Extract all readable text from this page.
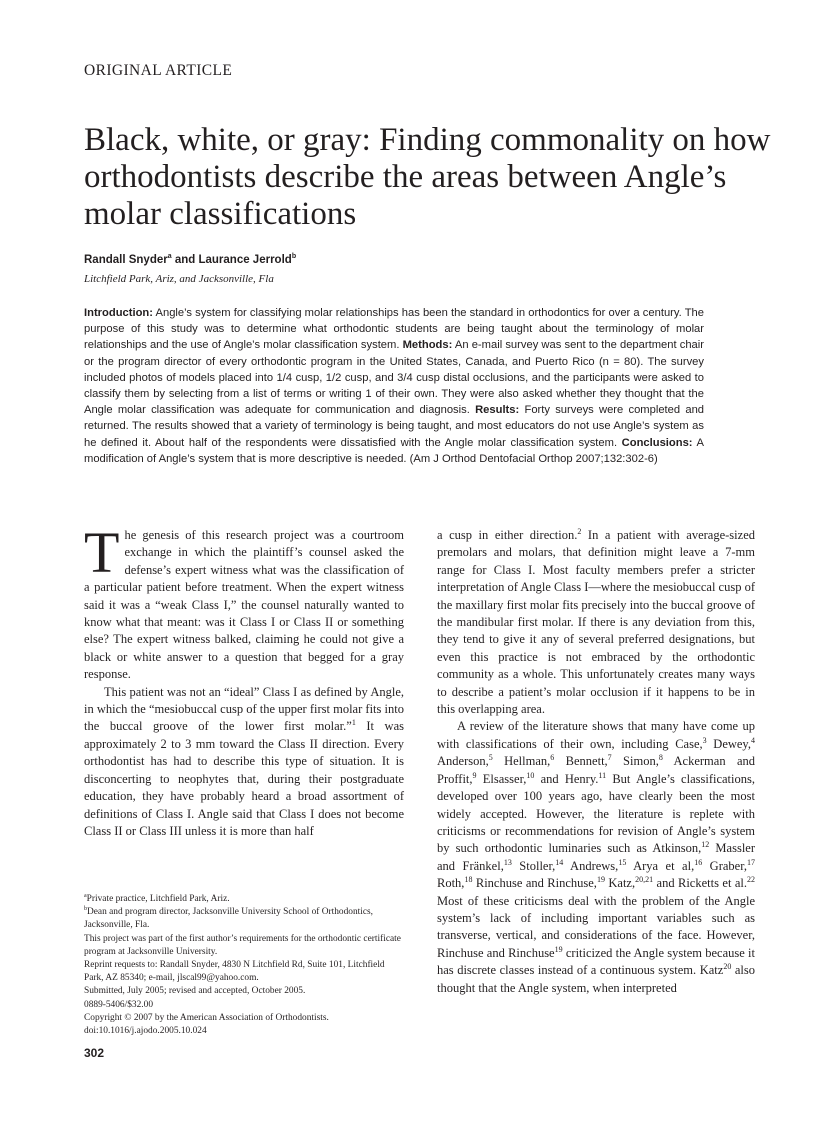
ORIGINAL ARTICLE
Black, white, or gray: Finding commonality on how orthodontists describe the areas between Angle’s molar classifications
Randall Snyder$^a$ and Laurance Jerrold$^b$
Litchfield Park, Ariz, and Jacksonville, Fla
Introduction: Angle’s system for classifying molar relationships has been the standard in orthodontics for over a century. The purpose of this study was to determine what orthodontic students are being taught about the terminology of molar relationships and the use of Angle’s molar classification system. Methods: An e-mail survey was sent to the department chair or the program director of every orthodontic program in the United States, Canada, and Puerto Rico (n = 80). The survey included photos of models placed into 1/4 cusp, 1/2 cusp, and 3/4 cusp distal occlusions, and the participants were asked to classify them by selecting from a list of terms or writing 1 of their own. They were also asked whether they thought that the Angle molar classification was adequate for communication and diagnosis. Results: Forty surveys were completed and returned. The results showed that a variety of terminology is being taught, and most educators do not use Angle’s system as he defined it. About half of the respondents were dissatisfied with the Angle molar classification system. Conclusions: A modification of Angle’s system that is more descriptive is needed. (Am J Orthod Dentofacial Orthop 2007;132:302-6)

The genesis of this research project was a courtroom exchange in which the plaintiff’s counsel asked the defense’s expert witness what was the classification of a particular patient before treatment. When the expert witness said it was a “weak Class I,” the counsel naturally wanted to know what that meant: was it Class I or Class II or something else? The expert witness balked, claiming he could not give a black or white answer to a question that begged for a gray response.

This patient was not an “ideal” Class I as defined by Angle, in which the “mesiobuccal cusp of the upper first molar fits into the buccal groove of the lower first molar.”$^1$ It was approximately 2 to 3 mm toward the Class II direction. Every orthodontist has had to describe this type of situation. It is disconcerting to neophytes that, during their postgraduate education, they have probably heard a broad assortment of definitions of Class I. Angle said that Class I does not become Class II or Class III unless it is more than half

a cusp in either direction.$^2$ In a patient with average-sized premolars and molars, that definition might leave a 7-mm range for Class I. Most faculty members prefer a stricter interpretation of Angle Class I—where the mesiobuccal cusp of the maxillary first molar fits precisely into the buccal groove of the mandibular first molar. If there is any deviation from this, they tend to give it any of several preferred designations, but even this practice is not embraced by the orthodontic community as a whole. This unfortunately creates many ways to describe a patient’s molar occlusion if it happens to be in this overlapping area.

A review of the literature shows that many have come up with classifications of their own, including Case,$^3$ Dewey,$^4$ Anderson,$^5$ Hellman,$^6$ Bennett,$^7$ Simon,$^8$ Ackerman and Proffit,$^9$ Elsasser,$^{10}$ and Henry.$^{11}$ But Angle’s classifications, developed over 100 years ago, have clearly been the most widely accepted. However, the literature is replete with criticisms or recommendations for revision of Angle’s system by such orthodontic luminaries such as Atkinson,$^{12}$ Massler and Fränkel,$^{13}$ Stoller,$^{14}$ Andrews,$^{15}$ Arya et al,$^{16}$ Graber,$^{17}$ Roth,$^{18}$ Rinchuse and Rinchuse,$^{19}$ Katz,$^{20,21}$ and Ricketts et al.$^{22}$ Most of these criticisms deal with the problem of the Angle system’s lack of including important variables such as transverse, vertical, and considerations of the face. However, Rinchuse and Rinchuse$^{19}$ criticized the Angle system because it has discrete classes instead of a continuous system. Katz$^{20}$ also thought that the Angle system, when interpreted

$^a$Private practice, Litchfield Park, Ariz.
$^b$Dean and program director, Jacksonville University School of Orthodontics, Jacksonville, Fla.
This project was part of the first author’s requirements for the orthodontic certificate program at Jacksonville University.
Reprint requests to: Randall Snyder, 4830 N Litchfield Rd, Suite 101, Litchfield Park, AZ 85340; e-mail, jlscal99@yahoo.com.
Submitted, July 2005; revised and accepted, October 2005.
0889-5406/$32.00
Copyright © 2007 by the American Association of Orthodontists.
doi:10.1016/j.ajodo.2005.10.024
302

------------------------------------------------------------------------

Count each line of the listing that contains "practice" and give the count alone.

2